__CONSIGNE 1__: Résumez en deux phrases, s'il vous plaît, le récit de la réception de la princesse de Piémont.
__CONSIGNE 2__: Poursuivez le récit de la réception de la princesse de Piémont à partir de la dernière phrase.

***** PASSAGE DU TEXTE *****

Les différents corps militaires lui furent présentés dans son appartement vers les sept heures du soir; Madame de Marcheval et la comtesse de Lesseville, sa fille, eurent l'honneur de lui être nommées par la comtesse de Marsan, ainsi qu'un grand nombre de dames venues de différents points de la province dans l'espoir de rendre leurs respects à Son Altesse Royale.

Vers les huit heures du soir commencèrent les visites des dames de la cour de Turin désignées pour composer la nouvelle suite de la princesse de Piémont. Après leur avoir adressé quelques bienveillantes paroles, Son Altesse Royale les invita à venir voir avec elle le feu d'artifice que M. de Marcheval allait faire tirer sur la place du Pont, en face des fenêtres du palais. À neuf heures environ eut lieu le souper. La princesse se mit à table en public avec les dames qui composaient sa suite en France et celles qui allaient les remplacer en Piémont.

Le 6, à huit heures du matin, les troupes prirent les armes et occupèrent sur le territoire français les postes qui leur étaient assignés. À neuf heures et demie, la princesse entendit la messe dans son appartement, pendant laquelle les troupes sardes et la nouvelle suite de Son Altesse Royale occupèrent les postes qui leur étaient destinés pour la cérémonie de la remise, qui eut lieu à l'issue de la messe.

***** RELEVÉ *****

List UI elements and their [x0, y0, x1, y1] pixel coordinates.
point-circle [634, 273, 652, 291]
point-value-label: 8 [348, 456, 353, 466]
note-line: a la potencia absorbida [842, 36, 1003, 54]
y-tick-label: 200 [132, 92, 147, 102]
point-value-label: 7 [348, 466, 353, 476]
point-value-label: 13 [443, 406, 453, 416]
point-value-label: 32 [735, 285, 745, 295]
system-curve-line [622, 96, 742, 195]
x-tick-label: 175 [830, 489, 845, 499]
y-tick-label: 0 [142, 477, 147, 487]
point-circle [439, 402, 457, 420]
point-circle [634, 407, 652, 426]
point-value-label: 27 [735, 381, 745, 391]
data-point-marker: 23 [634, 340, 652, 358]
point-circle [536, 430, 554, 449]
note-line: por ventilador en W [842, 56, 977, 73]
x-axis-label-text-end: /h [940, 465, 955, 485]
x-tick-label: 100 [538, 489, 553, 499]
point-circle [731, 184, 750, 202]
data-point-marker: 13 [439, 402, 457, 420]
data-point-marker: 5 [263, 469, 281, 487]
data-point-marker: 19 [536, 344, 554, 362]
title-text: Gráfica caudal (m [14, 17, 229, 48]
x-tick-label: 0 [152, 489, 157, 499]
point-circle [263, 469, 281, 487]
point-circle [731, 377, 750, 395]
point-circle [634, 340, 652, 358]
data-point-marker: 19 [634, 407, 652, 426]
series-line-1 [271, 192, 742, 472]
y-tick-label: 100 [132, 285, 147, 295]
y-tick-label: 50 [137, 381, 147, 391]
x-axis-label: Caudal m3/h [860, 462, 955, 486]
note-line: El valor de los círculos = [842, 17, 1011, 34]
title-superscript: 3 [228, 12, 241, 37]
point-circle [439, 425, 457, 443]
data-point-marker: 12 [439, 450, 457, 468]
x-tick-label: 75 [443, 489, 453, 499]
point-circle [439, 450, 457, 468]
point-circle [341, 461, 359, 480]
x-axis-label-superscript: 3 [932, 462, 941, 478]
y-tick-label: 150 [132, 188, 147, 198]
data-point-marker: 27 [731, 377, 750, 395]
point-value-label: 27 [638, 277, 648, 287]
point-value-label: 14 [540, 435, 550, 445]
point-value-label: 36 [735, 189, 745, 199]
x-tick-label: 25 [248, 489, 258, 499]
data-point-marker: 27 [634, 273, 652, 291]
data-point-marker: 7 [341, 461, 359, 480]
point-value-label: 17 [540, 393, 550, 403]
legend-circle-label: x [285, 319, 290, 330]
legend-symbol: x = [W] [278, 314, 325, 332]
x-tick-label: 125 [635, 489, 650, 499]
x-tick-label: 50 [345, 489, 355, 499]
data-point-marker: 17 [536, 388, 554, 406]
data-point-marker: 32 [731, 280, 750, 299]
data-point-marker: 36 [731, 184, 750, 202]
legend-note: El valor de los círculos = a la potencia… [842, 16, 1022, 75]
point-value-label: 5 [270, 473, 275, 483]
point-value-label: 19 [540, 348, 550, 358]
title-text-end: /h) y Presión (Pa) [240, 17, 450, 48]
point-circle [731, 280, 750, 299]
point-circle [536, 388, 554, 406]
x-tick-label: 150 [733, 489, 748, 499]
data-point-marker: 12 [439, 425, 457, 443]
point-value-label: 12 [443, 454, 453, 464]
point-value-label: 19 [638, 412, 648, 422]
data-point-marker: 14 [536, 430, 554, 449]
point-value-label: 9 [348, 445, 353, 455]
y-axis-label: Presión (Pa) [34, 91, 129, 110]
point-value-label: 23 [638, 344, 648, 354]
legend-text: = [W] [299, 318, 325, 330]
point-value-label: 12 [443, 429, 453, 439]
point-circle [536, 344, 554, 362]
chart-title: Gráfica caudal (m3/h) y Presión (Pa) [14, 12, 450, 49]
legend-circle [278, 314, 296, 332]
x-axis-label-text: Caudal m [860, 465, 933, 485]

*****

__RÉSULTAT 1__: Le soir, Son Altesse Royale reçut dans son appartement les corps militaires et un grand nombre de dames de la province, puis les dames de la cour de Turin désignées pour sa nouvelle suite, qu'elle invita à voir le feu d'artifice avant de souper en public avec elles et sa suite française. Le 6 au matin, les troupes occupèrent leurs postes sur le territoire français et, pendant la messe de la princesse, les troupes sardes et sa nouvelle suite prirent place pour la cérémonie de la remise qui devait suivre.

__RÉSULTAT 2__:
Le comte de Viry, commissaire plénipotentiaire du Roi de Sardaigne, ayant reçu la princesse des mains du comte de Tonnerre, la conduisit dans une pièce qui avait été disposée pour sa toilette, où elle fut servie par sa cour piémontaise. Quelques moments après, le prince de Piémont est venu lui rendre visite, et la première entrevue des deux augustes époux s'étant faite, le prince est remonté dans ses équipages, escorté d'un détachement des gardes du corps du Roi de Sardaigne, devant lequel marchait une compagnie de dragons bourgeois commandée par le baron de Marette.

À onze heures, la princesse, précédée du comte de Viry et escortée de cinquante gardes du corps piémontais, se disposa à partir, laissant mille regrets à la France et portant la joie à la cour de Piémont. En traversant le pont, ses regards s'arrêtèrent sur cette petite rivière de Guiers qui allait la séparer de sa première patrie, et ses yeux se mouillèrent malgré elle. Elle arriva bientôt aux Échelles, première ville de Savoie, où le roi Victor-Amédée s'était rendu de Chambéry pour la recevoir et lui donner à dîner.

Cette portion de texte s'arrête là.